# [Exercise]
Wherever a line holds the word "УЛИЦА", copy that line out.

# [Task data]
"""

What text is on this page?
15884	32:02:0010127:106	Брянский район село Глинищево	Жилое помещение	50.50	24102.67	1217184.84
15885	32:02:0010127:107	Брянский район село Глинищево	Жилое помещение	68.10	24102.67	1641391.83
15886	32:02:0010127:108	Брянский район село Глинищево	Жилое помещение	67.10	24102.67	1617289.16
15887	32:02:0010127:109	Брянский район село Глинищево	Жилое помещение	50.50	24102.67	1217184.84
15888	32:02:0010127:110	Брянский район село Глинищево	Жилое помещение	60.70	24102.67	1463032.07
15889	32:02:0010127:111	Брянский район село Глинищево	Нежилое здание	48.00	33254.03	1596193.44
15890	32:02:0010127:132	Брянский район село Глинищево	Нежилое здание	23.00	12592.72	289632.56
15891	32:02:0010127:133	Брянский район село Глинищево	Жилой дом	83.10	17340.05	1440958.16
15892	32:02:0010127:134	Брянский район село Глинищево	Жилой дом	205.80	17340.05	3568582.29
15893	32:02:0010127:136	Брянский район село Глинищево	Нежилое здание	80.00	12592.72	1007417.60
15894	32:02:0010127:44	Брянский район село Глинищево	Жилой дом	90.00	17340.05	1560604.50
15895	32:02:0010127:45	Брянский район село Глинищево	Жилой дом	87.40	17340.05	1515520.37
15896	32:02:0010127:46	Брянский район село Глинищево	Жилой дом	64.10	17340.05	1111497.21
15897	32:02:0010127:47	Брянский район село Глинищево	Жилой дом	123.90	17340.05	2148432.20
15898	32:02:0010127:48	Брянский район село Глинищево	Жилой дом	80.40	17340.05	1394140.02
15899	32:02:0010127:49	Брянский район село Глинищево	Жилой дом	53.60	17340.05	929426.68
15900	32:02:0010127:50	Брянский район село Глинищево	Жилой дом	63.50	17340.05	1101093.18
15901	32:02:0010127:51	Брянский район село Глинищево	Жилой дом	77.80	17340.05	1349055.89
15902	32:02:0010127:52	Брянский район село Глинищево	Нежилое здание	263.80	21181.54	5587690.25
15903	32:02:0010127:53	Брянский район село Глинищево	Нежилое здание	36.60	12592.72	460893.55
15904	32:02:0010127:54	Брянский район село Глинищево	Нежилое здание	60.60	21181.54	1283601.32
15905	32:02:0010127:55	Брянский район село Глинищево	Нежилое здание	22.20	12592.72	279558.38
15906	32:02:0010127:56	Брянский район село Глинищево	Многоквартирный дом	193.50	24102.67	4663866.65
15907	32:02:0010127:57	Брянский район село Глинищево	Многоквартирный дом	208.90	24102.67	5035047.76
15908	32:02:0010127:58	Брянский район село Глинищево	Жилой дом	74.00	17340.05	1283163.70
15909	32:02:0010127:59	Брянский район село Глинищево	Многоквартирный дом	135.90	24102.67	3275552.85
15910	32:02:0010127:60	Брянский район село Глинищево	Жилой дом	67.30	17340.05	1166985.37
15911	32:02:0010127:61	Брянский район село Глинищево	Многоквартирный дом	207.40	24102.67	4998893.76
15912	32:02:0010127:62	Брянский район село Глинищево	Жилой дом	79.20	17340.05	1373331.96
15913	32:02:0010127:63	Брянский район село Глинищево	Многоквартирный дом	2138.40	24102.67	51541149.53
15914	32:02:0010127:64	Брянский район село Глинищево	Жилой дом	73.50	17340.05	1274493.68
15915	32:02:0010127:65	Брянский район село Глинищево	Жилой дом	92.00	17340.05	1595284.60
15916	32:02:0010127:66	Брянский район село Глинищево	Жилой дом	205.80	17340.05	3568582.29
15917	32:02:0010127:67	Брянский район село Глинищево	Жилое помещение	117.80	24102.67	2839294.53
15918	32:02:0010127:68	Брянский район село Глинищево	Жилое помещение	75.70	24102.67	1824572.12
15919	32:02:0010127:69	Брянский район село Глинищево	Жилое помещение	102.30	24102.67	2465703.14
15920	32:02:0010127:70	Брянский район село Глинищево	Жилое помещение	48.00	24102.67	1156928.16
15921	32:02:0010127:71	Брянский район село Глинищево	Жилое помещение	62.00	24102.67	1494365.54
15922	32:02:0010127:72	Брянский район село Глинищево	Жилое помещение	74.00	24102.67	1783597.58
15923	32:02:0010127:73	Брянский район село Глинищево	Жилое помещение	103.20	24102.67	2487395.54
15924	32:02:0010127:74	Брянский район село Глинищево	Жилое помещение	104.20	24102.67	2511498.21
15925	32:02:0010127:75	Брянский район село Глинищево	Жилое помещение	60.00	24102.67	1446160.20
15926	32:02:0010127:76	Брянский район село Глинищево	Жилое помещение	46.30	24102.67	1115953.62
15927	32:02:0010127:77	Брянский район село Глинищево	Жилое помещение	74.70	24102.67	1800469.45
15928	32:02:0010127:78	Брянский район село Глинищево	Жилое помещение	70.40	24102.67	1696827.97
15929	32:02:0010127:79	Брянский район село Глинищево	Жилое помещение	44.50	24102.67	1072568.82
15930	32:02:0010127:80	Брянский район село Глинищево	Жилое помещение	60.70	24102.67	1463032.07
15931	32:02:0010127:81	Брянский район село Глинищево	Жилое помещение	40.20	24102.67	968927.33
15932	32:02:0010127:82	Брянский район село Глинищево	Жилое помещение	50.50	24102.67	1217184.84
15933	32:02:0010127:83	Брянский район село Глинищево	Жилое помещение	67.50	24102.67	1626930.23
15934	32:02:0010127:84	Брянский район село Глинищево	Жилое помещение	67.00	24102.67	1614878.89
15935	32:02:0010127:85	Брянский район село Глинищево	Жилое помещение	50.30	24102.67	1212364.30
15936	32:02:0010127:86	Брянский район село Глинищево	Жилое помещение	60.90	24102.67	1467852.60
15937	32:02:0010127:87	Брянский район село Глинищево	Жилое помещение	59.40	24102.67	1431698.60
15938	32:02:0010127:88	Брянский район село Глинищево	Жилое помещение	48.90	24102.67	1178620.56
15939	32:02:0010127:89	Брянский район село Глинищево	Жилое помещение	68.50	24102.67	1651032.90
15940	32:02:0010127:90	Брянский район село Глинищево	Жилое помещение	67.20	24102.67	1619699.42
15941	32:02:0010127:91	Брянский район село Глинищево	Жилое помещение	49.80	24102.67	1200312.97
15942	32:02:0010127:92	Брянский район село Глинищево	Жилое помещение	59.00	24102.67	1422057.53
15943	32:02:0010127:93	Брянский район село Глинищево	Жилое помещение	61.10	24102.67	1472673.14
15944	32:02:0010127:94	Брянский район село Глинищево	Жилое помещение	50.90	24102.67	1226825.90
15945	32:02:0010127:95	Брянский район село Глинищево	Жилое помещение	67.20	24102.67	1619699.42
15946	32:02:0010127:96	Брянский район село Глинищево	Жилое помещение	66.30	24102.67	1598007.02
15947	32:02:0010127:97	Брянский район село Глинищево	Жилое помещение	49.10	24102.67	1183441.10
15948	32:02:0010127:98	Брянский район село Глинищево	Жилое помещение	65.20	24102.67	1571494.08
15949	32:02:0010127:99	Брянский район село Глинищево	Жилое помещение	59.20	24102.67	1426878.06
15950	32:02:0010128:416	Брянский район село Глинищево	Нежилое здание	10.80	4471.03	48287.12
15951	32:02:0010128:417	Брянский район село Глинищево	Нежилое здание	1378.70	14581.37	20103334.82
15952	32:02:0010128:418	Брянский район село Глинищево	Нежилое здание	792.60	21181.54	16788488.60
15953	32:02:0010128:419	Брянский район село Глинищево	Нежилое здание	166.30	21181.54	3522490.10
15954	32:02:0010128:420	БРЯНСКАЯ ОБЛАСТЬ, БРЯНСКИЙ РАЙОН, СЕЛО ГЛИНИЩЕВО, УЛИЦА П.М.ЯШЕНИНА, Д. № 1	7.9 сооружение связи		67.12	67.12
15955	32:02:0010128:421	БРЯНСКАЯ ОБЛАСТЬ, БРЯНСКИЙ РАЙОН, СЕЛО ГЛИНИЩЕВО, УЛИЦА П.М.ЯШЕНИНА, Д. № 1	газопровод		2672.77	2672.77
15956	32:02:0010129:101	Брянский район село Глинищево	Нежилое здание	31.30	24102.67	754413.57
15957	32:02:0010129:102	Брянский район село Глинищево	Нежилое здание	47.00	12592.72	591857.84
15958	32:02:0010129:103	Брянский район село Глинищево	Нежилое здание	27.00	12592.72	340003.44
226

"""

# [The response]
15954	32:02:0010128:420	БРЯНСКАЯ ОБЛАСТЬ, БРЯНСКИЙ РАЙОН, СЕЛО ГЛИНИЩЕВО, УЛИЦА П.М.ЯШЕНИНА, Д. № 1	7.9 сооружение связи		67.12	67.12
15955	32:02:0010128:421	БРЯНСКАЯ ОБЛАСТЬ, БРЯНСКИЙ РАЙОН, СЕЛО ГЛИНИЩЕВО, УЛИЦА П.М.ЯШЕНИНА, Д. № 1	газопровод		2672.77	2672.77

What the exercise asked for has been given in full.